_Records for the task_

==============================

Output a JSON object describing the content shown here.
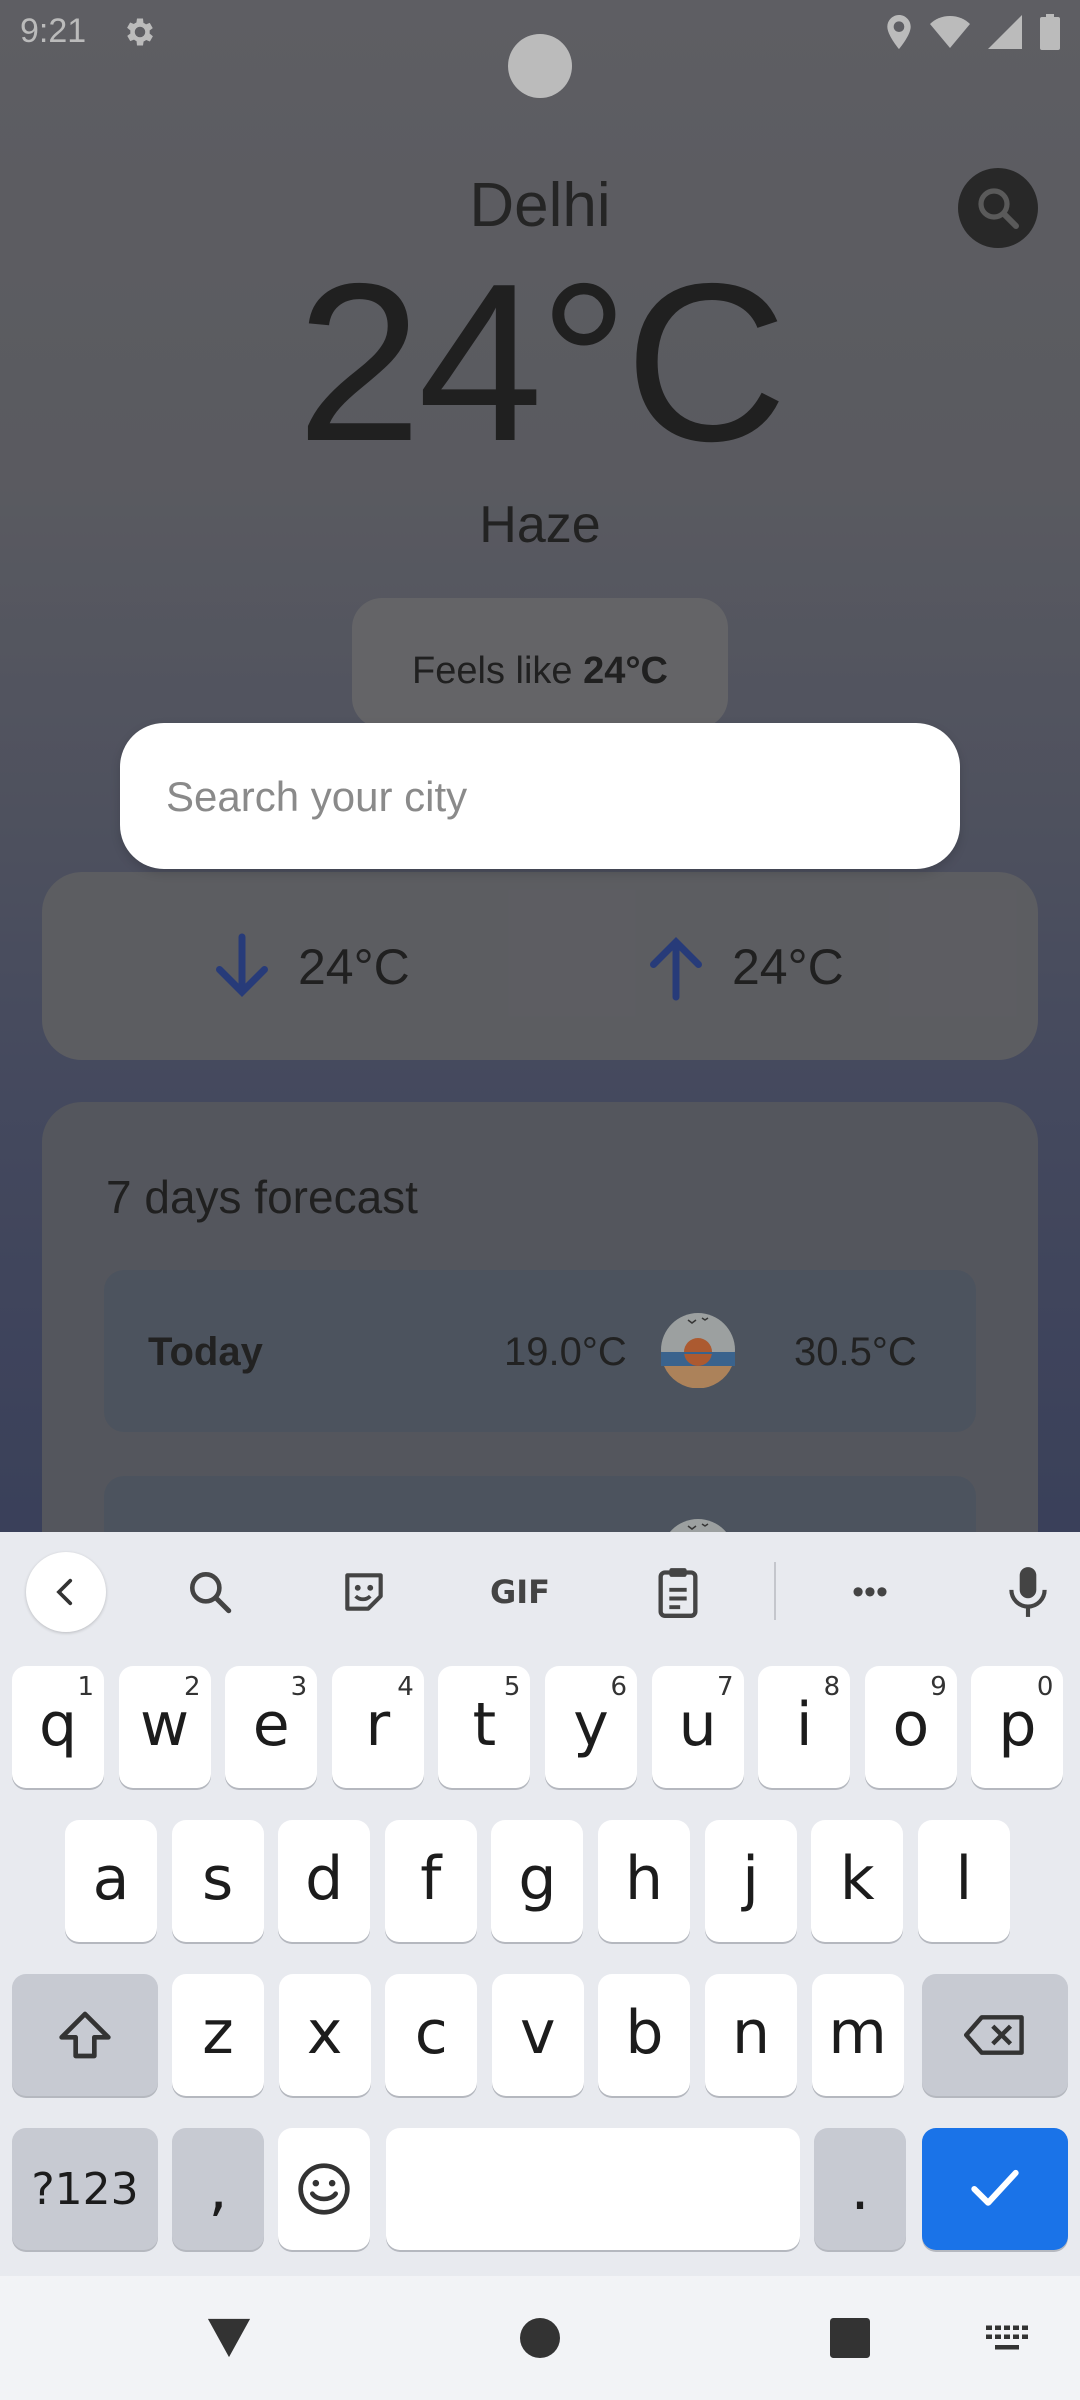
{
  "status_bar": {
    "time": "9:21"
  },
  "weather": {
    "city": "Delhi",
    "temperature": "24°C",
    "condition": "Haze",
    "feels_like_label": "Feels like ",
    "feels_like_value": "24°C",
    "min_temp": "24°C",
    "max_temp": "24°C"
  },
  "search": {
    "placeholder": "Search your city",
    "value": ""
  },
  "forecast": {
    "title": "7 days forecast",
    "rows": [
      {
        "day": "Today",
        "low": "19.0°C",
        "high": "30.5°C",
        "icon": "sunset-icon"
      }
    ]
  },
  "keyboard": {
    "toolbar": {
      "gif_label": "GIF",
      "more": "•••"
    },
    "row1": [
      {
        "k": "q",
        "n": "1"
      },
      {
        "k": "w",
        "n": "2"
      },
      {
        "k": "e",
        "n": "3"
      },
      {
        "k": "r",
        "n": "4"
      },
      {
        "k": "t",
        "n": "5"
      },
      {
        "k": "y",
        "n": "6"
      },
      {
        "k": "u",
        "n": "7"
      },
      {
        "k": "i",
        "n": "8"
      },
      {
        "k": "o",
        "n": "9"
      },
      {
        "k": "p",
        "n": "0"
      }
    ],
    "row2": [
      "a",
      "s",
      "d",
      "f",
      "g",
      "h",
      "j",
      "k",
      "l"
    ],
    "row3": [
      "z",
      "x",
      "c",
      "v",
      "b",
      "n",
      "m"
    ],
    "symbols_label": "?123",
    "comma": ",",
    "period": "."
  }
}
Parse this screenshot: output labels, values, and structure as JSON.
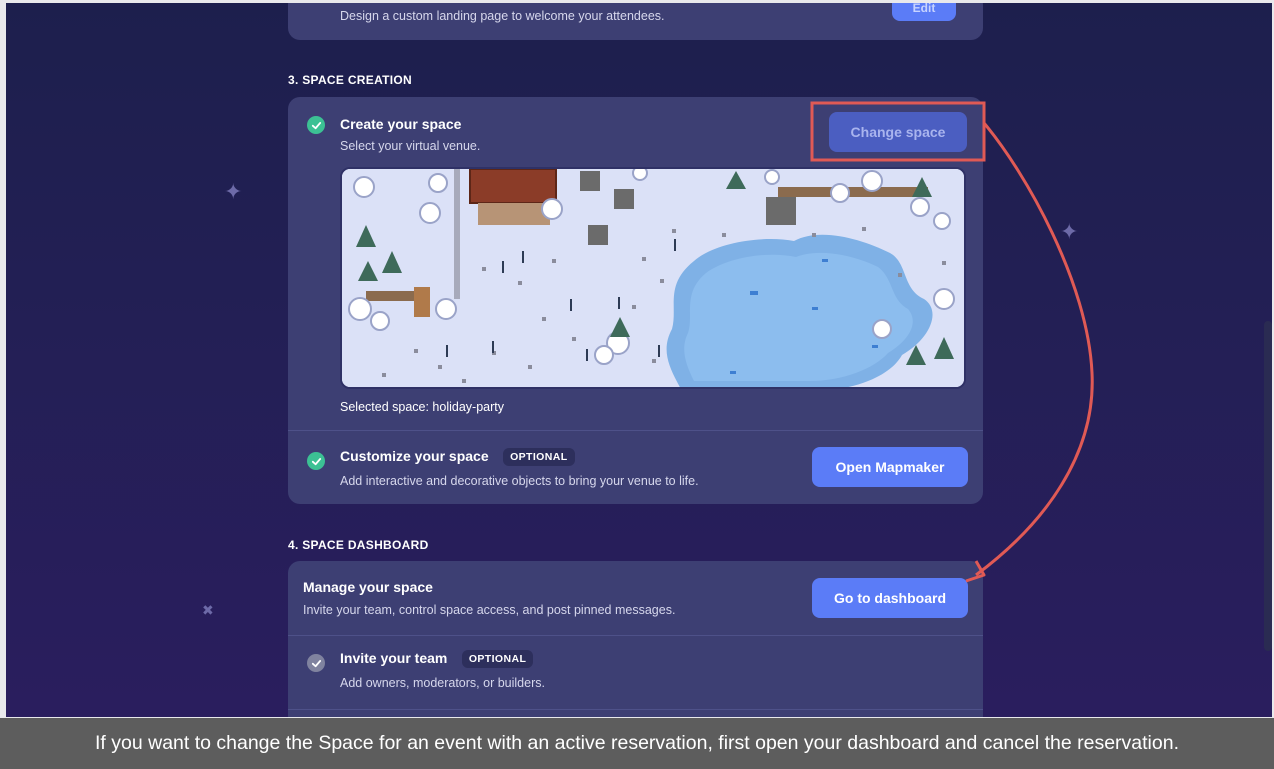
{
  "landing": {
    "description": "Design a custom landing page to welcome your attendees.",
    "button_label": "Edit"
  },
  "space_creation": {
    "heading": "3. SPACE CREATION",
    "create": {
      "title": "Create your space",
      "description": "Select your virtual venue.",
      "button_label": "Change space",
      "selected": "Selected space: holiday-party"
    },
    "customize": {
      "title": "Customize your space",
      "badge": "OPTIONAL",
      "description": "Add interactive and decorative objects to bring your venue to life.",
      "button_label": "Open Mapmaker"
    }
  },
  "space_dashboard": {
    "heading": "4. SPACE DASHBOARD",
    "manage": {
      "title": "Manage your space",
      "description": "Invite your team, control space access, and post pinned messages.",
      "button_label": "Go to dashboard"
    },
    "invite": {
      "title": "Invite your team",
      "badge": "OPTIONAL",
      "description": "Add owners, moderators, or builders."
    }
  },
  "caption": "If you want to change the Space for an event with an active reservation, first open your dashboard and cancel the reservation.",
  "colors": {
    "accent": "#5b7cf7",
    "success": "#3cc194",
    "highlight_box": "#e05a55"
  },
  "icons": [
    "check-icon",
    "sparkle-icon"
  ]
}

==============================

_Task description_
Say how many lines have the string "heading" in them, offering no words beyond the number.

_Right answer_
2